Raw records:
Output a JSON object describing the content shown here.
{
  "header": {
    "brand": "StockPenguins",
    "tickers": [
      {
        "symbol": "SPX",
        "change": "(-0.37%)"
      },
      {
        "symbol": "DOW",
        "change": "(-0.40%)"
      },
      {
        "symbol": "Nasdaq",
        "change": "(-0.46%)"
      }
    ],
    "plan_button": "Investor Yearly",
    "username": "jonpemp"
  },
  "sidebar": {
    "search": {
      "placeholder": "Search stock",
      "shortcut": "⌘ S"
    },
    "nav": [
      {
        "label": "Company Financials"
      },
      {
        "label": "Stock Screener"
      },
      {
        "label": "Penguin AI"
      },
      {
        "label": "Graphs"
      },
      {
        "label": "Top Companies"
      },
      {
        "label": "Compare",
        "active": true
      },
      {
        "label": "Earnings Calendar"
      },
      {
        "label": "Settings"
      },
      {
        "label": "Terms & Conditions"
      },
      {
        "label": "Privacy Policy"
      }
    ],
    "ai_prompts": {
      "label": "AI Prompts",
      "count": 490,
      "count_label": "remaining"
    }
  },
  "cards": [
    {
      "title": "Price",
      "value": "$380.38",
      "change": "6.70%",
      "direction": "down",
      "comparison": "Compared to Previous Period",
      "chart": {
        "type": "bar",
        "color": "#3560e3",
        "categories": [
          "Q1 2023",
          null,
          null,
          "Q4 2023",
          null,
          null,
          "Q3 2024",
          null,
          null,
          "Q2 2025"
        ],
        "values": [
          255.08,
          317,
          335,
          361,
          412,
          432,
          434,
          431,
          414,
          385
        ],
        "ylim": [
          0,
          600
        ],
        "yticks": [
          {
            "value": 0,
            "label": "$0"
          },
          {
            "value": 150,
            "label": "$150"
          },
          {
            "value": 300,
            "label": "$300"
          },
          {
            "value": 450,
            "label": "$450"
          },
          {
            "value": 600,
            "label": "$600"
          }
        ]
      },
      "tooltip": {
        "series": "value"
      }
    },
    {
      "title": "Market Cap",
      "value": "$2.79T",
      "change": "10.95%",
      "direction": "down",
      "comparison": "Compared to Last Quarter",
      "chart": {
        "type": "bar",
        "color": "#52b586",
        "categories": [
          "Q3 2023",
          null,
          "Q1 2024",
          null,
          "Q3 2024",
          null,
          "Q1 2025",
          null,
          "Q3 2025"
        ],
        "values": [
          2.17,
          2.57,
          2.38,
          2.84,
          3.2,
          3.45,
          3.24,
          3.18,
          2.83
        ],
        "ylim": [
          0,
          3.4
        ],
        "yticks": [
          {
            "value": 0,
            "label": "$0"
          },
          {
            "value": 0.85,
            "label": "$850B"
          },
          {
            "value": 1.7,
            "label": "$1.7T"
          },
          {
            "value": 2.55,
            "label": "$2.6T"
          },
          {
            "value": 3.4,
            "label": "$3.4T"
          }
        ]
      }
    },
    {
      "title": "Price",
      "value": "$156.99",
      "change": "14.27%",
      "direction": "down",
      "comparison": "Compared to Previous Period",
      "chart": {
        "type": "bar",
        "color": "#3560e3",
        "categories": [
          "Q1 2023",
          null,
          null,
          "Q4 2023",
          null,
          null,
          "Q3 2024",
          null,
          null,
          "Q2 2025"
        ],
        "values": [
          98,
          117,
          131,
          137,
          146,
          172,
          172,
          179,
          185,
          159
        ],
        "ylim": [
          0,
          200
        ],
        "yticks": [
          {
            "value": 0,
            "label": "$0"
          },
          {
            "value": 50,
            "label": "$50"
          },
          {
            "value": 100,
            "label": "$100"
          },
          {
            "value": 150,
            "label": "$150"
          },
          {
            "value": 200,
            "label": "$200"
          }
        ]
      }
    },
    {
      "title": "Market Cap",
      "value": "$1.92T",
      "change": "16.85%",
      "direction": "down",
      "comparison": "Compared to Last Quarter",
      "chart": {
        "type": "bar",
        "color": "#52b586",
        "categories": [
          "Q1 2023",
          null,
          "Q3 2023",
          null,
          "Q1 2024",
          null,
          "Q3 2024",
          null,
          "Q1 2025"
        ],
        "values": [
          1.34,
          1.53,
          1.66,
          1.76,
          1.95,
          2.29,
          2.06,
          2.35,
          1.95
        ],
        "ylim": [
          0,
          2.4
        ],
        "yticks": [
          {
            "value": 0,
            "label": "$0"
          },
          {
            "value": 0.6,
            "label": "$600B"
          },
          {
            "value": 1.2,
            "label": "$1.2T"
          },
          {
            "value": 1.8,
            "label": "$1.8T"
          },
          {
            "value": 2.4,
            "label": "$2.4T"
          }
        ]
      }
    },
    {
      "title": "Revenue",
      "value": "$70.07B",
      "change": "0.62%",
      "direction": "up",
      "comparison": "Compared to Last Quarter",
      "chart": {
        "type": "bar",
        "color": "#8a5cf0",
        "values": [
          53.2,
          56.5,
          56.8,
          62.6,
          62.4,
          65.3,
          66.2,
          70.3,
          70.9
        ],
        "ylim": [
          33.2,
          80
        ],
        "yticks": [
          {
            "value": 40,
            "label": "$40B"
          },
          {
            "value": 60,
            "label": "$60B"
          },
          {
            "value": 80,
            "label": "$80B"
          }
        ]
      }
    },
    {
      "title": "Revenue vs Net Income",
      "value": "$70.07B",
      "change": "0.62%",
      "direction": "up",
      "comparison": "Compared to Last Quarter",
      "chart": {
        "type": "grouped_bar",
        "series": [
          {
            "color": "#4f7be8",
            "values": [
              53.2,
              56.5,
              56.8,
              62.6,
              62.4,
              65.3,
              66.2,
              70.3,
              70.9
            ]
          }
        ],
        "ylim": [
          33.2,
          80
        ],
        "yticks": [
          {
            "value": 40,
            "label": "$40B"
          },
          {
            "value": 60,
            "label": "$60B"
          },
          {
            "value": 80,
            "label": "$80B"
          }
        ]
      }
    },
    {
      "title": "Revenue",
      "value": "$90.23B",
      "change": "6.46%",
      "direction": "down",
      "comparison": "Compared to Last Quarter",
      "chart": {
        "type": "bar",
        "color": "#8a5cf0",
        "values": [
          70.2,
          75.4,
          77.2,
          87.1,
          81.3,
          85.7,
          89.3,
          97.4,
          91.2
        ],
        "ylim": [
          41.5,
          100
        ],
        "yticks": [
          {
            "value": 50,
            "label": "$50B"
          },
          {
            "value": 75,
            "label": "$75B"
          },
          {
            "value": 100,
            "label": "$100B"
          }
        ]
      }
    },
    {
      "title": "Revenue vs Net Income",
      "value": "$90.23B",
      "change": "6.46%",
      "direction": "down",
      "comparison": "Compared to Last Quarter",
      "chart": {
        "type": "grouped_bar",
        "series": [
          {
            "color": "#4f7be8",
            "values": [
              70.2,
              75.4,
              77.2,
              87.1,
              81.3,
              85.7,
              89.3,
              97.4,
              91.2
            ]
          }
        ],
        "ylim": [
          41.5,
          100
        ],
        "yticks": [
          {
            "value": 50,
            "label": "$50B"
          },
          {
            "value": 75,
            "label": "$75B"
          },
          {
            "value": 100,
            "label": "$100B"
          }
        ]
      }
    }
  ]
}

▶ [What you will do] Pick out lines containing the word "symbol", each one as written.

▶ [Solution to this exercise]
        "symbol": "SPX",
        "symbol": "DOW",
        "symbol": "Nasdaq",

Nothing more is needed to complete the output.